◆ **GIVEN INSTRUCTION**: State how many lines contain "JSON", and write nothing except that count.

◆ **Figure record extracts**:
'''

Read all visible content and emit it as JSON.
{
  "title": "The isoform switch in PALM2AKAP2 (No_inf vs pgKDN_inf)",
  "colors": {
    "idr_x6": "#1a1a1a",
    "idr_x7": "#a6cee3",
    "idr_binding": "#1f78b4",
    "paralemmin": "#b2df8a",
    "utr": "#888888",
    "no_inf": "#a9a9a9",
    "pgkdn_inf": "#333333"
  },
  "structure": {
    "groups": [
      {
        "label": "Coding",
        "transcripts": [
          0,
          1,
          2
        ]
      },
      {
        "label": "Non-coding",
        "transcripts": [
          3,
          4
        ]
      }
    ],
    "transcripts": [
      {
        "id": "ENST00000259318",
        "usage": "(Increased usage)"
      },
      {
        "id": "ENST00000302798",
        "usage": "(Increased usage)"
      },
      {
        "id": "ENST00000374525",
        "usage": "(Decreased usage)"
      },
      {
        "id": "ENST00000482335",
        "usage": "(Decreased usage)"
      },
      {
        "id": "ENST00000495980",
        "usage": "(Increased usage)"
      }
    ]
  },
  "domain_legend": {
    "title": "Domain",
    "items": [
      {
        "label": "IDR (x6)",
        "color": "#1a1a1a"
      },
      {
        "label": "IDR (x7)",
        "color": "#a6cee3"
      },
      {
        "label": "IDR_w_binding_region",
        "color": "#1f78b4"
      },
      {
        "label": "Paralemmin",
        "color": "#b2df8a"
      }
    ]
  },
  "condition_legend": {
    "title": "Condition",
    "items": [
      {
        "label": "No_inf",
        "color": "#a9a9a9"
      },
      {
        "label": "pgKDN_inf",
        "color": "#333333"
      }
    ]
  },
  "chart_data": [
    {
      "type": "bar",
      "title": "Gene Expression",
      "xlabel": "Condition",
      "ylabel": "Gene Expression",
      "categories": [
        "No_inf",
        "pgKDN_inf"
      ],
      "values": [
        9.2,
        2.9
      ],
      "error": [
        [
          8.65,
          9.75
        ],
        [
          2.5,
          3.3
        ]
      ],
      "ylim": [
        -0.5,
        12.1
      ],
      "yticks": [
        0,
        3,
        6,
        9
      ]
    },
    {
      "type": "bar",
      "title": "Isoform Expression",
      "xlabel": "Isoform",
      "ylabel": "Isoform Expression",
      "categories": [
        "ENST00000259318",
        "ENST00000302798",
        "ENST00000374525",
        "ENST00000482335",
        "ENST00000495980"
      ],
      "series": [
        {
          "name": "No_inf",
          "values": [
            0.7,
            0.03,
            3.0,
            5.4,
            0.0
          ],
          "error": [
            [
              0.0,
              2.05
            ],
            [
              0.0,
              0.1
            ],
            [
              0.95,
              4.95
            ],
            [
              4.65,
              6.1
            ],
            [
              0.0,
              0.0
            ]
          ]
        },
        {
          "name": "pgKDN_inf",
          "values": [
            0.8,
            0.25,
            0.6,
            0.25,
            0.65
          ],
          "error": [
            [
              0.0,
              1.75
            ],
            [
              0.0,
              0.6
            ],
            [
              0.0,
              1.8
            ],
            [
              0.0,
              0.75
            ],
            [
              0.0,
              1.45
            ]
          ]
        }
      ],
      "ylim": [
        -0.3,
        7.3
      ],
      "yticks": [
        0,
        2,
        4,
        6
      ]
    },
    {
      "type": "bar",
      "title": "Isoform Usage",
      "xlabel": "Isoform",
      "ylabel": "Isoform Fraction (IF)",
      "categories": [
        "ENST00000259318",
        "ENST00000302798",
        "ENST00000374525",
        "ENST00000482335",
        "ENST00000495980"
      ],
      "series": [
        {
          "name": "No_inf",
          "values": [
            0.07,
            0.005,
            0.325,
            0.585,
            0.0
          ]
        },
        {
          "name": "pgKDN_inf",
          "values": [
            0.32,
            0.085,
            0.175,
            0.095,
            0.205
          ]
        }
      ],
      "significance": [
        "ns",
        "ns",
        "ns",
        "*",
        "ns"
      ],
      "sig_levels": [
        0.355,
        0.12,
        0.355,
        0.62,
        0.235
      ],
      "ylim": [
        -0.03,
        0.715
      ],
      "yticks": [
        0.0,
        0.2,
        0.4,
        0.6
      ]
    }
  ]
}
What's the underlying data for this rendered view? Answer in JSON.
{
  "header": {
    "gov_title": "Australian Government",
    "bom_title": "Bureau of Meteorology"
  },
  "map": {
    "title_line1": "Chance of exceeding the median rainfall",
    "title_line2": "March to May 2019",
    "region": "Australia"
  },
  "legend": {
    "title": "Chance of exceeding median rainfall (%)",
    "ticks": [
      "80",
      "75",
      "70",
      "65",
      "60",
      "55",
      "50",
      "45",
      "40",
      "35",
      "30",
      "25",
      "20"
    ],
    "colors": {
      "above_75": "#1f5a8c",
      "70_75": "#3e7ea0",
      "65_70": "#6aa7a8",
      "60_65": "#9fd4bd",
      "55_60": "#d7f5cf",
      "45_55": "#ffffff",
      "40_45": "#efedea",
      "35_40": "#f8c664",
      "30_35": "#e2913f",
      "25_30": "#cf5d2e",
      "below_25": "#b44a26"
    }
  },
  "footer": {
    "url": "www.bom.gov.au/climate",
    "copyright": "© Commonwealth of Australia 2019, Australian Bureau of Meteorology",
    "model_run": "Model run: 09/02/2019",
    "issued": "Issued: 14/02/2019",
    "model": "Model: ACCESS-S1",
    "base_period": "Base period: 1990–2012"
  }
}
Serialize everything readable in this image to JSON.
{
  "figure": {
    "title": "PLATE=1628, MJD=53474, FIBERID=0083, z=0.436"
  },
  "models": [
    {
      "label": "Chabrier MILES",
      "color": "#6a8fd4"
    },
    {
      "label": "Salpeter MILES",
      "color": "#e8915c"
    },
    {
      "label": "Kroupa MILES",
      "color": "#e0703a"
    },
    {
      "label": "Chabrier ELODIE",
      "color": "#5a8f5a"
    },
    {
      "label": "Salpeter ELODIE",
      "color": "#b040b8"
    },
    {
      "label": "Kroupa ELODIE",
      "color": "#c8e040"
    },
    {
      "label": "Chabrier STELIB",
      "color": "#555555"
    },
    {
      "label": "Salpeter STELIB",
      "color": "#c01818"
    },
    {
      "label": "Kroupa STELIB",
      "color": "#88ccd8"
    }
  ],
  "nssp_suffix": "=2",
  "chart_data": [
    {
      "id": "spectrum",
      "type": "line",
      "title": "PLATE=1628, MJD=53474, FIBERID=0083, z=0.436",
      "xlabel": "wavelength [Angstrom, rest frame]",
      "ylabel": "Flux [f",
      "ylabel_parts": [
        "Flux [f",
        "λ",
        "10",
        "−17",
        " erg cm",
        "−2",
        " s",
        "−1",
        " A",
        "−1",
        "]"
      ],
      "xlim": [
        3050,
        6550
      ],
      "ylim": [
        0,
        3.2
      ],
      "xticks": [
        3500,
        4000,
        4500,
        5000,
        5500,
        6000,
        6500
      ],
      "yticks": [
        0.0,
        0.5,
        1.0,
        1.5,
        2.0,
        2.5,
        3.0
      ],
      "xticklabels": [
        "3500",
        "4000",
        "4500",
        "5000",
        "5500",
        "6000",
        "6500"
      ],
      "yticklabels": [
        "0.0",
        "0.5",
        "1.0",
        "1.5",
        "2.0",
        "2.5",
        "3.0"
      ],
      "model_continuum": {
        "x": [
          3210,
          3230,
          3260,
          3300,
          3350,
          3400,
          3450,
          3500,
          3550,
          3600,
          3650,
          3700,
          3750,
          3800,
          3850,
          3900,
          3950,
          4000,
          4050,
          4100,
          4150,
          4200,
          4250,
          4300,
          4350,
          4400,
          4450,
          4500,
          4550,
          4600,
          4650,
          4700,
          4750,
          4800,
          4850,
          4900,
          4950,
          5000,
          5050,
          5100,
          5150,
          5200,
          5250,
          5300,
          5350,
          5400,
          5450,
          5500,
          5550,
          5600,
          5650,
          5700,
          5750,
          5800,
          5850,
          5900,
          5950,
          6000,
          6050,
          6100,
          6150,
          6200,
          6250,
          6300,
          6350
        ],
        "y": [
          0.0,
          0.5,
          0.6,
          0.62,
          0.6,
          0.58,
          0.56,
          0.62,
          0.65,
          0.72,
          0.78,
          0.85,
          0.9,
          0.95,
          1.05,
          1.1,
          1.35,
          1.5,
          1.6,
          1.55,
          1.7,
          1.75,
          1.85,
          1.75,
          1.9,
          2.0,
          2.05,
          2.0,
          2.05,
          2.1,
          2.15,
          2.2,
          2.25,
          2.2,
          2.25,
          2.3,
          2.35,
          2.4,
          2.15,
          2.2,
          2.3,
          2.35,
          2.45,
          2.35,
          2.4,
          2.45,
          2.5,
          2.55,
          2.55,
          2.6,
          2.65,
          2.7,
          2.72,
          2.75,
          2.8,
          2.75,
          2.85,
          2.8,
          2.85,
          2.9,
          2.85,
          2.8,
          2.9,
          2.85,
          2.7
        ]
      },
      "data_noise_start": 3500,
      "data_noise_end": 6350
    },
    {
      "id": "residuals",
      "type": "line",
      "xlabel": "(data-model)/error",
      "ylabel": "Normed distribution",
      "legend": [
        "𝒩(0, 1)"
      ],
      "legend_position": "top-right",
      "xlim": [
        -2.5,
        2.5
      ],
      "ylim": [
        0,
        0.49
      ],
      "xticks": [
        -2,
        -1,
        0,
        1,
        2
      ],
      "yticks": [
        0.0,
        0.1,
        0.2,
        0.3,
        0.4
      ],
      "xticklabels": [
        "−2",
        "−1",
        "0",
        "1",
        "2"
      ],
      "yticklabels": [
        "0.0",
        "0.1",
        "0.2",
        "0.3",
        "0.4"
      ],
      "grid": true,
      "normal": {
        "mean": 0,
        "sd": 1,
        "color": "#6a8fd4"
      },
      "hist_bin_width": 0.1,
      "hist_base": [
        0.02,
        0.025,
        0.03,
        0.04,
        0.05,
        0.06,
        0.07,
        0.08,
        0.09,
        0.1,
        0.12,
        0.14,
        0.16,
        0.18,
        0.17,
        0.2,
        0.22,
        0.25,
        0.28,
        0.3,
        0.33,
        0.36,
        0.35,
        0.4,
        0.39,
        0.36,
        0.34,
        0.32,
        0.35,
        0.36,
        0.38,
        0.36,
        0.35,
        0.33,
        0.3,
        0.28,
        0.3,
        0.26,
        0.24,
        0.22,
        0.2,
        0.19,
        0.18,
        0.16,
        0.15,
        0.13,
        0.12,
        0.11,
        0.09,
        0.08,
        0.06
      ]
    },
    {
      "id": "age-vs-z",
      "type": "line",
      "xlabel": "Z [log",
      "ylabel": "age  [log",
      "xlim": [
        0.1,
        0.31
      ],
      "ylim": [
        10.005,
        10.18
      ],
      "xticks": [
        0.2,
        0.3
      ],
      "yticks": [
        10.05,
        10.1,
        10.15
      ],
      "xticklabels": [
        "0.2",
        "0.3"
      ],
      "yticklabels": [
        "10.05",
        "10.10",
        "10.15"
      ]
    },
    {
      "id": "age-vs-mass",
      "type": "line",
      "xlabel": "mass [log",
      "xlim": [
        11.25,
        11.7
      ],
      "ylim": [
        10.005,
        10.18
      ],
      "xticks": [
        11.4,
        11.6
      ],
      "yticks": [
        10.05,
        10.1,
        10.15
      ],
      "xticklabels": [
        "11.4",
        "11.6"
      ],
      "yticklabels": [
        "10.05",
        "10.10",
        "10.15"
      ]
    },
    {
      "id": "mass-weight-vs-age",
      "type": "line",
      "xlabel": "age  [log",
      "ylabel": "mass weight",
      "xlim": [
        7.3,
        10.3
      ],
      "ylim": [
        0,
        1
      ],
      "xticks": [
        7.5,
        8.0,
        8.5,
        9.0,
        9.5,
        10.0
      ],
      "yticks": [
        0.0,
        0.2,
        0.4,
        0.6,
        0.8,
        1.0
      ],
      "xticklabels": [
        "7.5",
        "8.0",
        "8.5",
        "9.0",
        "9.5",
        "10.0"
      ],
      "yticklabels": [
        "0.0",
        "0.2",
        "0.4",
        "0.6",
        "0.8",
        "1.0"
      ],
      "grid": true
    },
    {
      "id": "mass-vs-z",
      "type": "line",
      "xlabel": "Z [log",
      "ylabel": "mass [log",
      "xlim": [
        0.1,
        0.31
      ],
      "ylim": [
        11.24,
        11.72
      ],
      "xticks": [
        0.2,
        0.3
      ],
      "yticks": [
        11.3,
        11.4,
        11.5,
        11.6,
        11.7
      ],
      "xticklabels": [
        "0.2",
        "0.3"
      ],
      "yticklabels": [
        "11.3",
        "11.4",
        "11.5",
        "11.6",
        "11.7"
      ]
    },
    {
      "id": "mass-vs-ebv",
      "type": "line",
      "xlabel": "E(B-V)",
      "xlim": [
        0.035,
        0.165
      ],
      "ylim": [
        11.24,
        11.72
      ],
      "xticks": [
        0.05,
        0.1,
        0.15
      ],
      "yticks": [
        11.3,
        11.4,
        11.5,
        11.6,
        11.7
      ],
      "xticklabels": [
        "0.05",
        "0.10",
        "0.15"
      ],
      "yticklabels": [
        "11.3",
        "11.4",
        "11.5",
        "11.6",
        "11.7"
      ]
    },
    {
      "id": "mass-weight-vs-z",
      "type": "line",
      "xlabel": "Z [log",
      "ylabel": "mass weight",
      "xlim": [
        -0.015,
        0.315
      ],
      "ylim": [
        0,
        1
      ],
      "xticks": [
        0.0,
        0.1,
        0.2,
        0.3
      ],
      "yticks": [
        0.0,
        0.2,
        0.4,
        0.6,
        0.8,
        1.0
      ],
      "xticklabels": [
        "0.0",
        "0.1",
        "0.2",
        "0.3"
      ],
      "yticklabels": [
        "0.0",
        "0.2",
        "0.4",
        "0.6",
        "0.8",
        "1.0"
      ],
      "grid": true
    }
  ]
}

'''

◆ **RESPONSE TO THE EXERCISE**: 3